STATED GOAL -> Output the entries below exactly as written, omitting pictures.

STORED RECORDS ->
+ + + + + + +

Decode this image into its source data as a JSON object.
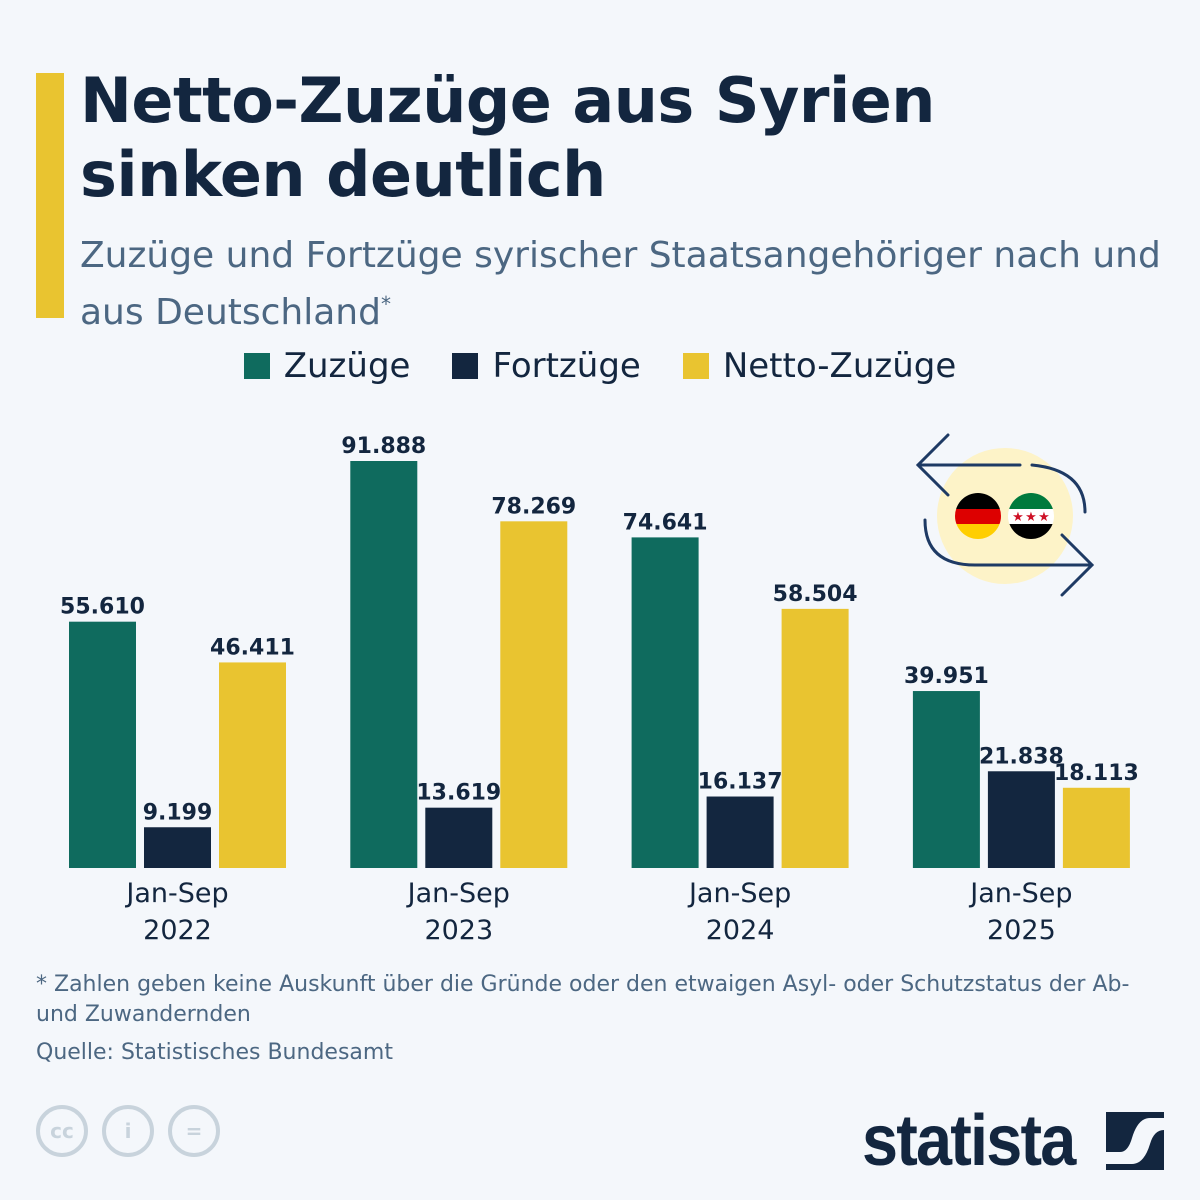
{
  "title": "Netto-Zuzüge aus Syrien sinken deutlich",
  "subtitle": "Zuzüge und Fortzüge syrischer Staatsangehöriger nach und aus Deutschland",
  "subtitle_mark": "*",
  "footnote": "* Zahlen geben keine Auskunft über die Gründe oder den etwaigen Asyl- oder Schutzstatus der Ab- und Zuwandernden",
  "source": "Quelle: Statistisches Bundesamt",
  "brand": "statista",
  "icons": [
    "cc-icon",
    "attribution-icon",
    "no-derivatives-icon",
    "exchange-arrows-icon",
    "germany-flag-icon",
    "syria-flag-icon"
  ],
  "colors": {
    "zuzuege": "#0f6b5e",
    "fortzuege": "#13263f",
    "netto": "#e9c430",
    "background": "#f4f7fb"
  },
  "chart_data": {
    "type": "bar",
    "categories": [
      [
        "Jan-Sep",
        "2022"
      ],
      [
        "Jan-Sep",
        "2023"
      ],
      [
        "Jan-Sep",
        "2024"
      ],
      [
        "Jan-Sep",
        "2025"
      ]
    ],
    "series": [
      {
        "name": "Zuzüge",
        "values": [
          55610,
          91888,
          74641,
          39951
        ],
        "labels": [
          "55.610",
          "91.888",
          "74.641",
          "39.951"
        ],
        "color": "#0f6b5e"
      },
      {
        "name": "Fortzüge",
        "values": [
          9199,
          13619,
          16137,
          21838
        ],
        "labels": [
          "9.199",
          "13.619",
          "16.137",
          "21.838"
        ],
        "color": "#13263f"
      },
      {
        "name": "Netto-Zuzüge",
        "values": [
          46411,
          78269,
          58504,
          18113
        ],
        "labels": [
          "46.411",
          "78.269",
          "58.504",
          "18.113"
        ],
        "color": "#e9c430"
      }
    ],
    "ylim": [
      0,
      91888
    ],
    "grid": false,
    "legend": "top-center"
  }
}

+ + + + + + +

WRITTEN SOLUTION ->
Decode this image into its source data as a JSON object.
{
  "title": "Netto-Zuzüge aus Syrien sinken deutlich",
  "subtitle": "Zuzüge und Fortzüge syrischer Staatsangehöriger nach und aus Deutschland",
  "subtitle_mark": "*",
  "footnote": "* Zahlen geben keine Auskunft über die Gründe oder den etwaigen Asyl- oder Schutzstatus der Ab- und Zuwandernden",
  "source": "Quelle: Statistisches Bundesamt",
  "brand": "statista",
  "icons": [
    "cc-icon",
    "attribution-icon",
    "no-derivatives-icon",
    "exchange-arrows-icon",
    "germany-flag-icon",
    "syria-flag-icon"
  ],
  "colors": {
    "zuzuege": "#0f6b5e",
    "fortzuege": "#13263f",
    "netto": "#e9c430",
    "background": "#f4f7fb"
  },
  "chart_data": {
    "type": "bar",
    "categories": [
      [
        "Jan-Sep",
        "2022"
      ],
      [
        "Jan-Sep",
        "2023"
      ],
      [
        "Jan-Sep",
        "2024"
      ],
      [
        "Jan-Sep",
        "2025"
      ]
    ],
    "series": [
      {
        "name": "Zuzüge",
        "values": [
          55610,
          91888,
          74641,
          39951
        ],
        "labels": [
          "55.610",
          "91.888",
          "74.641",
          "39.951"
        ],
        "color": "#0f6b5e"
      },
      {
        "name": "Fortzüge",
        "values": [
          9199,
          13619,
          16137,
          21838
        ],
        "labels": [
          "9.199",
          "13.619",
          "16.137",
          "21.838"
        ],
        "color": "#13263f"
      },
      {
        "name": "Netto-Zuzüge",
        "values": [
          46411,
          78269,
          58504,
          18113
        ],
        "labels": [
          "46.411",
          "78.269",
          "58.504",
          "18.113"
        ],
        "color": "#e9c430"
      }
    ],
    "ylim": [
      0,
      91888
    ],
    "grid": false,
    "legend": "top-center"
  }
}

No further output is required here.